**WHAT YOU NEED TO DO**
Give the number of lines in the records below that include "right". Reply with that number alone.

**PROVIDED ENTRIES**

## Begin

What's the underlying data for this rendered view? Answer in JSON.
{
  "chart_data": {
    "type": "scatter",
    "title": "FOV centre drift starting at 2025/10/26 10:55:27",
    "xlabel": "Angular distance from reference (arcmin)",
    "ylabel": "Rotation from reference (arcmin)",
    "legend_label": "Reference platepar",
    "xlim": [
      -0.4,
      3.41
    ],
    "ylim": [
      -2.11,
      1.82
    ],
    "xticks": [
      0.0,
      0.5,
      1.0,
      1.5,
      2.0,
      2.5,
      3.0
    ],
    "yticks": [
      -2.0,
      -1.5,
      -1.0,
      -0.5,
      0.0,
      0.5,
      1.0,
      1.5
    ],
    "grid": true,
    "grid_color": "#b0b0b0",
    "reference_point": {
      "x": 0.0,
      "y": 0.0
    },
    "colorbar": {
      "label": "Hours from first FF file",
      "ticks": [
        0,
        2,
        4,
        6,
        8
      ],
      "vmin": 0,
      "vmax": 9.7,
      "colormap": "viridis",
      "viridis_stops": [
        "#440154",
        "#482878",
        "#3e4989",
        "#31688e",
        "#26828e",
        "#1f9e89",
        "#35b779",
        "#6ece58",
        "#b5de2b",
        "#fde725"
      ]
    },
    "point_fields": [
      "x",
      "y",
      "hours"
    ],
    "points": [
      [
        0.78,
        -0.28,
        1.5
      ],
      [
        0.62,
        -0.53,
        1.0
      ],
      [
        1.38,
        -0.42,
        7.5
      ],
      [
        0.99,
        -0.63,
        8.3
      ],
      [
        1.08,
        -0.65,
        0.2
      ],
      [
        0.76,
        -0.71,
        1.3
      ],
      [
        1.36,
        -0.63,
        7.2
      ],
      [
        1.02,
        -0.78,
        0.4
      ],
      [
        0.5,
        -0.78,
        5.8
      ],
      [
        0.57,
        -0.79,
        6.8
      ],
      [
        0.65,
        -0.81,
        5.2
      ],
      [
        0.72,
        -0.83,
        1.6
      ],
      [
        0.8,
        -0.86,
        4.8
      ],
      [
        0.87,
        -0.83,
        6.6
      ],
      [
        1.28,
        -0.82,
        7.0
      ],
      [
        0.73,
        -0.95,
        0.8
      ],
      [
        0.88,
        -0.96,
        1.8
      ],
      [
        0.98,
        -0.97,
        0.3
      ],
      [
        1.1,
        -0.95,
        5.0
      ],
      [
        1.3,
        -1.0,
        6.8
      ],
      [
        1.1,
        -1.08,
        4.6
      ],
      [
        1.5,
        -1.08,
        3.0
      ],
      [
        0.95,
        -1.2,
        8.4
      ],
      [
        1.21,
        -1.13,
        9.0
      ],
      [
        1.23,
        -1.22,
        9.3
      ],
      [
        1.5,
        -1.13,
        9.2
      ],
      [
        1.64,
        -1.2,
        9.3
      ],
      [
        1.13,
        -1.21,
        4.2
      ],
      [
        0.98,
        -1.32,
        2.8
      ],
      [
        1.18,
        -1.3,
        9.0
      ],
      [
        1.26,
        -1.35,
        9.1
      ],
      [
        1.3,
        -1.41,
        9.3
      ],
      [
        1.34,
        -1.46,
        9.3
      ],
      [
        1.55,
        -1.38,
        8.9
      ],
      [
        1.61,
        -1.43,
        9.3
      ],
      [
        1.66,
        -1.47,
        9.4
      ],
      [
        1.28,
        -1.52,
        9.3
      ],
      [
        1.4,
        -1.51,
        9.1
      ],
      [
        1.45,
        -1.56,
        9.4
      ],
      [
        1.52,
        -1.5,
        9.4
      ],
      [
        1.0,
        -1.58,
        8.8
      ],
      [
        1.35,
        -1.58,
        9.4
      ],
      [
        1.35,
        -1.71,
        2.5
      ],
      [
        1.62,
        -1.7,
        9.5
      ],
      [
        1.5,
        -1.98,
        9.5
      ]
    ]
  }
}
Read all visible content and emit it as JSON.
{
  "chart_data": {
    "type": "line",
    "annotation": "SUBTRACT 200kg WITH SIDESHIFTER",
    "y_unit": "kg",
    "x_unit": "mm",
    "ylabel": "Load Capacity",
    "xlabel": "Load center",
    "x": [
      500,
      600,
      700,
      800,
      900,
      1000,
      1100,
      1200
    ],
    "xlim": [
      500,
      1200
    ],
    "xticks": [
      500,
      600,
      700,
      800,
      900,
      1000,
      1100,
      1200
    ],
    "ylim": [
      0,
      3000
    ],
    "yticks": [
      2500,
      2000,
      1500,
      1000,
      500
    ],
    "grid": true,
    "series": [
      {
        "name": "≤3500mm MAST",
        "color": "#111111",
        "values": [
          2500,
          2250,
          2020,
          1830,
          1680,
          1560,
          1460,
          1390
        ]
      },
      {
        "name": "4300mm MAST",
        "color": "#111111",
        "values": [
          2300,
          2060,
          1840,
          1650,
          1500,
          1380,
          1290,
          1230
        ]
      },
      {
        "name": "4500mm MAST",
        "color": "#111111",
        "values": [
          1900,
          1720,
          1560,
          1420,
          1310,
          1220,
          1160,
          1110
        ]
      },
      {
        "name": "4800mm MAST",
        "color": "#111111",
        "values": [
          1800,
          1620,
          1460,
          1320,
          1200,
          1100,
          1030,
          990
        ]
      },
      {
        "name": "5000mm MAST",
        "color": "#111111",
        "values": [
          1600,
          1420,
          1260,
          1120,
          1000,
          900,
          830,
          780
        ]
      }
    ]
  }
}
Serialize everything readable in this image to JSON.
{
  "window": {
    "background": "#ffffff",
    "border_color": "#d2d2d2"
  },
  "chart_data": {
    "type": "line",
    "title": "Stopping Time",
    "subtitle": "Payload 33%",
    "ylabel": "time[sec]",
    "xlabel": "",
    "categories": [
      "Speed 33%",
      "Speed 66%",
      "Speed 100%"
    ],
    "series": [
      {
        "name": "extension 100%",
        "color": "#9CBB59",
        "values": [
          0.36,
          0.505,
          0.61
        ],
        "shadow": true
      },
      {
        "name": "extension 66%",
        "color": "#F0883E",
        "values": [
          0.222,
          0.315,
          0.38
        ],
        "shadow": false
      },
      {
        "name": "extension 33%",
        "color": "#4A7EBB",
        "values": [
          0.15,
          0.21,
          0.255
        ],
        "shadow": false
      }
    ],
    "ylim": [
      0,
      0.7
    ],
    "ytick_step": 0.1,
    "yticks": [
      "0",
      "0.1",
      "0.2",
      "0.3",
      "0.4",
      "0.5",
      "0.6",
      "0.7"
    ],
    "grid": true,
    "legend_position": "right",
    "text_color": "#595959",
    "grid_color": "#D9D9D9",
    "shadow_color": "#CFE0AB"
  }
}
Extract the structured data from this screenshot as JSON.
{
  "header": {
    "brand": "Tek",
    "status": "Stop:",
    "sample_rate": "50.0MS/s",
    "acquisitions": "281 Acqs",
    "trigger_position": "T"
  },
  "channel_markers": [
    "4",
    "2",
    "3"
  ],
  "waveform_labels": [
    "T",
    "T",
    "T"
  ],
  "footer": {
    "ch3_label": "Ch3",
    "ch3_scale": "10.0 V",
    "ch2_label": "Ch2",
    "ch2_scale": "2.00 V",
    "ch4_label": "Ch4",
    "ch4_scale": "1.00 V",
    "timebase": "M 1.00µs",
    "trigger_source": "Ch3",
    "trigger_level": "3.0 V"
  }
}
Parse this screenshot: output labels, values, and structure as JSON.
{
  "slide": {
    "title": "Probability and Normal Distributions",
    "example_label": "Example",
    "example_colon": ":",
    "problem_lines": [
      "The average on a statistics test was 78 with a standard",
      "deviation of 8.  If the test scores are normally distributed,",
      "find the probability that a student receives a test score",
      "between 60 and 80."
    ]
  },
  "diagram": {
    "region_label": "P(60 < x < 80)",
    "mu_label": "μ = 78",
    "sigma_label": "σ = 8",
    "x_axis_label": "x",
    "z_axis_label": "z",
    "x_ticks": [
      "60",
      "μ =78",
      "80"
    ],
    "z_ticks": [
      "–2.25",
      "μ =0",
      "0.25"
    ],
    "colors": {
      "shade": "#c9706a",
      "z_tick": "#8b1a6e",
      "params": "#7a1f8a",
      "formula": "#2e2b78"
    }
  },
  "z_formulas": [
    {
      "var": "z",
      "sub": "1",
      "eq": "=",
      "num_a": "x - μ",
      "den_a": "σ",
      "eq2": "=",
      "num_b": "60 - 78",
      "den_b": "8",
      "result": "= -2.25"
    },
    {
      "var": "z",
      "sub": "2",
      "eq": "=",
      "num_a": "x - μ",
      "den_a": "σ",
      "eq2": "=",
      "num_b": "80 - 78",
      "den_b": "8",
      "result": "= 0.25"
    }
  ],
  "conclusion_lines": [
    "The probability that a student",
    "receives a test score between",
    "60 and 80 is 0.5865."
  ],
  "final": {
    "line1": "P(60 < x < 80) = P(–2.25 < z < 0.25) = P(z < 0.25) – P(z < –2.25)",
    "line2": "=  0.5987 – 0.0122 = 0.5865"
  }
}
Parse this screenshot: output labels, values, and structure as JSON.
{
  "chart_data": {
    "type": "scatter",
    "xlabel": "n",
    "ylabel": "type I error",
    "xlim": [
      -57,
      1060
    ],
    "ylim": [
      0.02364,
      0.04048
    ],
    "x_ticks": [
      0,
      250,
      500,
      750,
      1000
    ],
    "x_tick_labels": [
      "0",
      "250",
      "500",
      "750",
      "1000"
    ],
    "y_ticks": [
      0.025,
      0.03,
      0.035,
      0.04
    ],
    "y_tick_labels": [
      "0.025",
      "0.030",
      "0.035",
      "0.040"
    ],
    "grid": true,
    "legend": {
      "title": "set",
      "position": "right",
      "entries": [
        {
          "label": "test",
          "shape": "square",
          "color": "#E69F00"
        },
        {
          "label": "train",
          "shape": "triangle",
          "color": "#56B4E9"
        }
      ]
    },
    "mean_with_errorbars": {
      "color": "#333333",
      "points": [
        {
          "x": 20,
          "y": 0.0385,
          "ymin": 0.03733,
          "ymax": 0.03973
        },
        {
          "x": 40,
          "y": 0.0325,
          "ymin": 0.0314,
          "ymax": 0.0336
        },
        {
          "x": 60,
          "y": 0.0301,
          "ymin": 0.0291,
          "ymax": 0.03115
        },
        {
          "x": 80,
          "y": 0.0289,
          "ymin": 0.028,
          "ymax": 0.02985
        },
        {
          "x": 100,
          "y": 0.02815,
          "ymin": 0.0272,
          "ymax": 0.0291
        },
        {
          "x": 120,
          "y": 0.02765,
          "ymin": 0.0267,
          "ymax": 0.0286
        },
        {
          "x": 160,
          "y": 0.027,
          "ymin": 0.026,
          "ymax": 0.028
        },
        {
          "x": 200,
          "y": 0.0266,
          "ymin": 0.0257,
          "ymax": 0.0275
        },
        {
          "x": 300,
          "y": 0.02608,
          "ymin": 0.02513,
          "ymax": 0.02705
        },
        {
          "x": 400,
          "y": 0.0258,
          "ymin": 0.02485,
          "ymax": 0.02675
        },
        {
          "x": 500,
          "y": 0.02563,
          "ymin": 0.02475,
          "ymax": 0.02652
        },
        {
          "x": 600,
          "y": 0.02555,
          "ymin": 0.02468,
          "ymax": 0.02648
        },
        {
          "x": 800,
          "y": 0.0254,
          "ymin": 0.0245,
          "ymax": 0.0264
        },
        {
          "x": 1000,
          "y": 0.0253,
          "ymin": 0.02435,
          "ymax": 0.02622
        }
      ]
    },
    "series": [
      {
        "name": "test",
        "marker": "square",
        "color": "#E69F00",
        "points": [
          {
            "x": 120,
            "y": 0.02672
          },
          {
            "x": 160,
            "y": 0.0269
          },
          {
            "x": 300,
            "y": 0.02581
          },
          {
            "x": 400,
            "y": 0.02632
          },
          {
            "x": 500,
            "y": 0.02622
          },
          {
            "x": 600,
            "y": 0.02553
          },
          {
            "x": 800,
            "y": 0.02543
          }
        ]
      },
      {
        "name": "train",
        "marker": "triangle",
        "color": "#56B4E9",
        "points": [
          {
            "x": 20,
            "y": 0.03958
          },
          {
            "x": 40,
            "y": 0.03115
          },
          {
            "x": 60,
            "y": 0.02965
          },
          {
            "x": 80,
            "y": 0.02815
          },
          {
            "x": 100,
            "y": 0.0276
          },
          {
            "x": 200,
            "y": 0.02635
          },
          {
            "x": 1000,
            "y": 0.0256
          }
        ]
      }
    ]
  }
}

## End

**RESULT FOR THIS TASK**
2